Reproduce every line in the listing that contains the word "Software".

[Data entries]
================

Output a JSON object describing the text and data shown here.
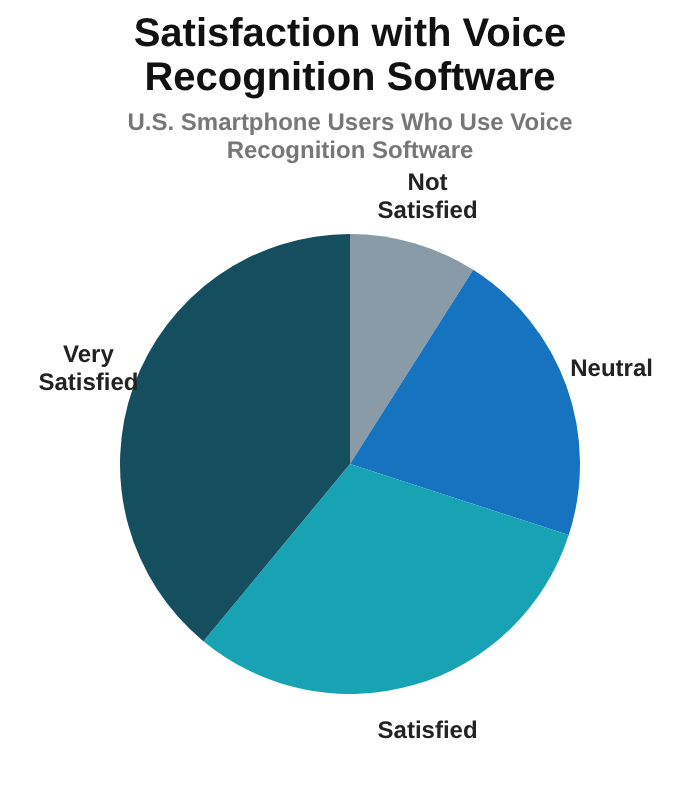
{
  "chart_data": {
    "type": "pie",
    "title": "Satisfaction with Voice Recognition Software",
    "subtitle": "U.S. Smartphone Users Who Use Voice Recognition Software",
    "categories": [
      "Not Satisfied",
      "Neutral",
      "Satisfied",
      "Very Satisfied"
    ],
    "values": [
      9,
      21,
      31,
      39
    ],
    "colors": [
      "#8a9ba8",
      "#1673bf",
      "#17a3b3",
      "#154f5f"
    ],
    "legend": false
  }
}
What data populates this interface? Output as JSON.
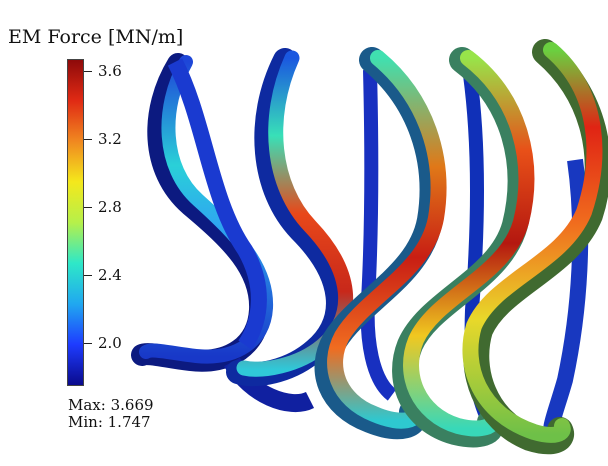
{
  "legend": {
    "title": "EM Force [MN/m]",
    "ticks": [
      {
        "label": "3.6",
        "value": 3.6
      },
      {
        "label": "3.2",
        "value": 3.2
      },
      {
        "label": "2.8",
        "value": 2.8
      },
      {
        "label": "2.4",
        "value": 2.4
      },
      {
        "label": "2.0",
        "value": 2.0
      }
    ],
    "range": [
      1.747,
      3.669
    ],
    "colormap": [
      "#0a0a8c",
      "#1e3cff",
      "#20a8f0",
      "#2ee8c8",
      "#b6f04a",
      "#f4e81c",
      "#f08820",
      "#e02a14",
      "#8e0a0a"
    ]
  },
  "stats": {
    "max": "Max: 3.669",
    "min": "Min: 1.747"
  },
  "coils": {
    "count": 5,
    "colors": {
      "low": "#1a34c8",
      "mid": "#2ed6c8",
      "high": "#d8281a",
      "peak": "#9a1410"
    }
  }
}
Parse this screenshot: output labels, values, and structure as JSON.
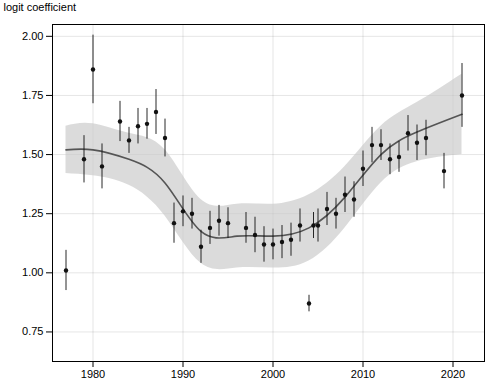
{
  "chart_data": {
    "type": "scatter",
    "ylabel": "logit coefficient",
    "xlim": [
      1975.5,
      2023.5
    ],
    "ylim": [
      0.625,
      2.05
    ],
    "xticks": [
      1980,
      1990,
      2000,
      2010,
      2020
    ],
    "yticks": [
      0.75,
      {
        "value": 1.0,
        "label": "1.00"
      },
      1.25,
      {
        "value": 1.5,
        "label": "1.50"
      },
      1.75,
      {
        "value": 2.0,
        "label": "2.00"
      }
    ],
    "grid": true,
    "series": [
      {
        "type": "area",
        "color": "#c8c8c8",
        "x": [
          1977,
          1980,
          1984,
          1988,
          1992,
          1996,
          2000,
          2004,
          2008,
          2012,
          2016,
          2021
        ],
        "ylo": [
          1.42,
          1.41,
          1.37,
          1.24,
          1.04,
          1.02,
          1.02,
          1.05,
          1.19,
          1.38,
          1.47,
          1.5
        ],
        "yhi": [
          1.62,
          1.63,
          1.59,
          1.52,
          1.31,
          1.29,
          1.29,
          1.33,
          1.45,
          1.62,
          1.72,
          1.84
        ]
      },
      {
        "type": "line",
        "color": "#555555",
        "x": [
          1977,
          1980,
          1984,
          1988,
          1992,
          1996,
          2000,
          2004,
          2008,
          2012,
          2016,
          2021
        ],
        "values": [
          1.52,
          1.52,
          1.48,
          1.38,
          1.175,
          1.155,
          1.155,
          1.19,
          1.32,
          1.5,
          1.595,
          1.67
        ]
      },
      {
        "type": "scatter",
        "color": "#111111",
        "x": [
          1977,
          1979,
          1980,
          1981,
          1983,
          1984,
          1985,
          1986,
          1987,
          1988,
          1989,
          1990,
          1991,
          1992,
          1993,
          1994,
          1995,
          1997,
          1998,
          1999,
          2000,
          2001,
          2004,
          2002,
          2003,
          2004.5,
          2005,
          2006,
          2007,
          2008,
          2009,
          2010,
          2011,
          2012,
          2013,
          2014,
          2015,
          2016,
          2017,
          2019,
          2021
        ],
        "values": [
          1.01,
          1.48,
          1.86,
          1.45,
          1.64,
          1.56,
          1.62,
          1.63,
          1.68,
          1.57,
          1.21,
          1.26,
          1.25,
          1.11,
          1.19,
          1.22,
          1.21,
          1.19,
          1.16,
          1.12,
          1.12,
          1.13,
          0.87,
          1.14,
          1.2,
          1.2,
          1.2,
          1.27,
          1.25,
          1.33,
          1.31,
          1.44,
          1.54,
          1.54,
          1.48,
          1.49,
          1.59,
          1.55,
          1.57,
          1.43,
          1.75
        ],
        "ylo": [
          0.925,
          1.38,
          1.715,
          1.355,
          1.555,
          1.505,
          1.545,
          1.565,
          1.585,
          1.49,
          1.125,
          1.195,
          1.185,
          1.04,
          1.12,
          1.155,
          1.145,
          1.125,
          1.085,
          1.045,
          1.055,
          1.06,
          0.835,
          1.07,
          1.13,
          1.145,
          1.13,
          1.2,
          1.185,
          1.255,
          1.235,
          1.365,
          1.465,
          1.475,
          1.415,
          1.425,
          1.515,
          1.475,
          1.495,
          1.355,
          1.615
        ],
        "yhi": [
          1.095,
          1.58,
          2.005,
          1.545,
          1.725,
          1.615,
          1.695,
          1.695,
          1.775,
          1.65,
          1.295,
          1.325,
          1.315,
          1.18,
          1.26,
          1.285,
          1.275,
          1.255,
          1.235,
          1.195,
          1.185,
          1.2,
          0.905,
          1.21,
          1.27,
          1.255,
          1.27,
          1.34,
          1.315,
          1.405,
          1.385,
          1.515,
          1.615,
          1.605,
          1.545,
          1.555,
          1.665,
          1.625,
          1.645,
          1.505,
          1.885
        ]
      }
    ]
  }
}
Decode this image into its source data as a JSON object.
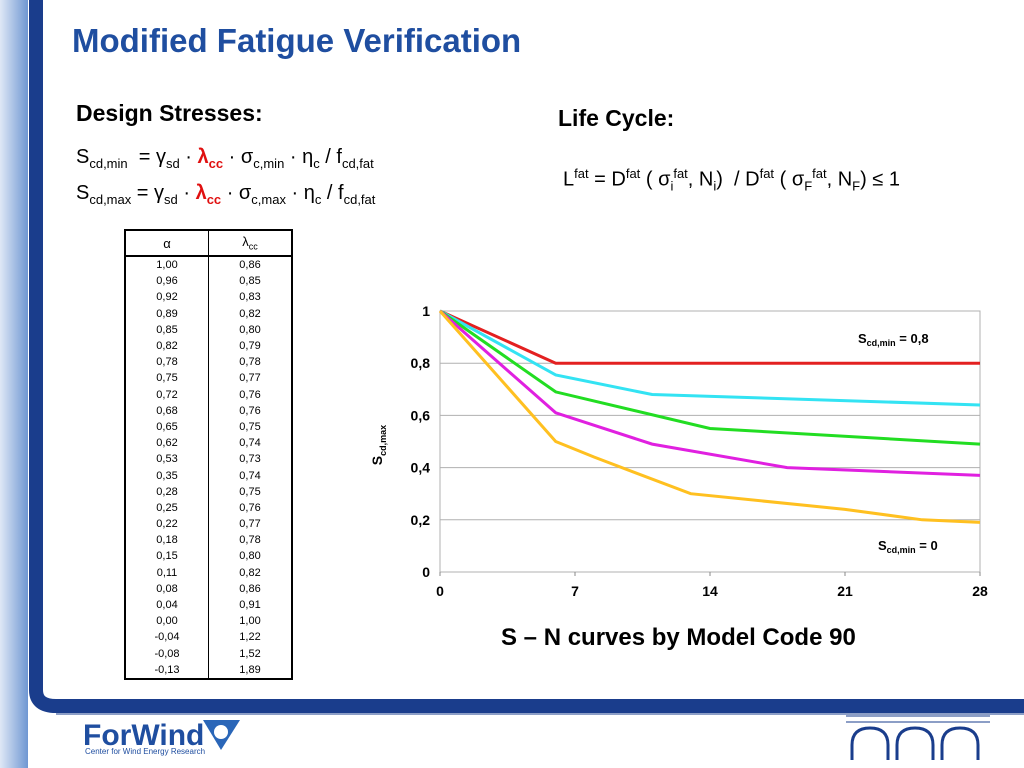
{
  "title": "Modified Fatigue Verification",
  "design_stresses": {
    "heading": "Design Stresses:",
    "formula_min": [
      "S",
      "cd,min",
      "  = ",
      "γ",
      "sd",
      " · ",
      "λ",
      "cc",
      " · σ",
      "c,min",
      " · ",
      "η",
      "c",
      " / f",
      "cd,fat"
    ],
    "formula_max": [
      "S",
      "cd,max",
      " = ",
      "γ",
      "sd",
      " · ",
      "λ",
      "cc",
      " · σ",
      "c,max",
      " · ",
      "η",
      "c",
      " / f",
      "cd,fat"
    ]
  },
  "life_cycle": {
    "heading": "Life Cycle:",
    "formula": [
      "L",
      "fat",
      " = D",
      "fat",
      " ( σ",
      "i",
      "fat",
      ", N",
      "i",
      ")  / D",
      "fat",
      " ( σ",
      "F",
      "fat",
      ", N",
      "F",
      ") ≤ 1"
    ]
  },
  "table": {
    "columns": [
      {
        "symbol": "α"
      },
      {
        "symbol": "λ",
        "subscript": "cc"
      }
    ],
    "rows": [
      [
        "1,00",
        "0,86"
      ],
      [
        "0,96",
        "0,85"
      ],
      [
        "0,92",
        "0,83"
      ],
      [
        "0,89",
        "0,82"
      ],
      [
        "0,85",
        "0,80"
      ],
      [
        "0,82",
        "0,79"
      ],
      [
        "0,78",
        "0,78"
      ],
      [
        "0,75",
        "0,77"
      ],
      [
        "0,72",
        "0,76"
      ],
      [
        "0,68",
        "0,76"
      ],
      [
        "0,65",
        "0,75"
      ],
      [
        "0,62",
        "0,74"
      ],
      [
        "0,53",
        "0,73"
      ],
      [
        "0,35",
        "0,74"
      ],
      [
        "0,28",
        "0,75"
      ],
      [
        "0,25",
        "0,76"
      ],
      [
        "0,22",
        "0,77"
      ],
      [
        "0,18",
        "0,78"
      ],
      [
        "0,15",
        "0,80"
      ],
      [
        "0,11",
        "0,82"
      ],
      [
        "0,08",
        "0,86"
      ],
      [
        "0,04",
        "0,91"
      ],
      [
        "0,00",
        "1,00"
      ],
      [
        "-0,04",
        "1,22"
      ],
      [
        "-0,08",
        "1,52"
      ],
      [
        "-0,13",
        "1,89"
      ]
    ]
  },
  "chart_data": {
    "type": "line",
    "caption": "S – N curves by Model Code 90",
    "y_label": {
      "text": "S",
      "subscript": "cd,max"
    },
    "xlim": [
      0,
      28
    ],
    "xticks": [
      0,
      7,
      14,
      21,
      28
    ],
    "ylim": [
      0,
      1
    ],
    "yticks": [
      0,
      {
        "value": 0.2,
        "label": "0,2"
      },
      {
        "value": 0.4,
        "label": "0,4"
      },
      {
        "value": 0.6,
        "label": "0,6"
      },
      {
        "value": 0.8,
        "label": "0,8"
      },
      1
    ],
    "grid": true,
    "series": [
      {
        "color": "#e32020",
        "x": [
          0,
          6,
          28
        ],
        "values": [
          1,
          0.8,
          0.8
        ]
      },
      {
        "color": "#33e3f3",
        "x": [
          0,
          6,
          11,
          28
        ],
        "values": [
          1,
          0.755,
          0.68,
          0.64
        ]
      },
      {
        "color": "#22dd22",
        "x": [
          0,
          6,
          14,
          28
        ],
        "values": [
          1,
          0.69,
          0.55,
          0.49
        ]
      },
      {
        "color": "#e020e0",
        "x": [
          0,
          6,
          11,
          18,
          28
        ],
        "values": [
          1,
          0.61,
          0.49,
          0.4,
          0.37
        ]
      },
      {
        "color": "#ffc020",
        "x": [
          0,
          6,
          8,
          13,
          21,
          25,
          28
        ],
        "values": [
          1,
          0.5,
          0.44,
          0.3,
          0.24,
          0.2,
          0.19
        ]
      }
    ],
    "annotations": [
      {
        "parts": [
          "S",
          "cd,min",
          " = 0,8"
        ]
      },
      {
        "parts": [
          "S",
          "cd,min",
          " = 0"
        ]
      }
    ]
  },
  "footer": {
    "logo": "ForWind",
    "tagline": "Center for Wind Energy Research"
  }
}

================

§ **Answer in full**
    "title": "Satisfaction with Voice Recognition Software",
    "subtitle": "U.S. Smartphone Users Who Use Voice Recognition Software",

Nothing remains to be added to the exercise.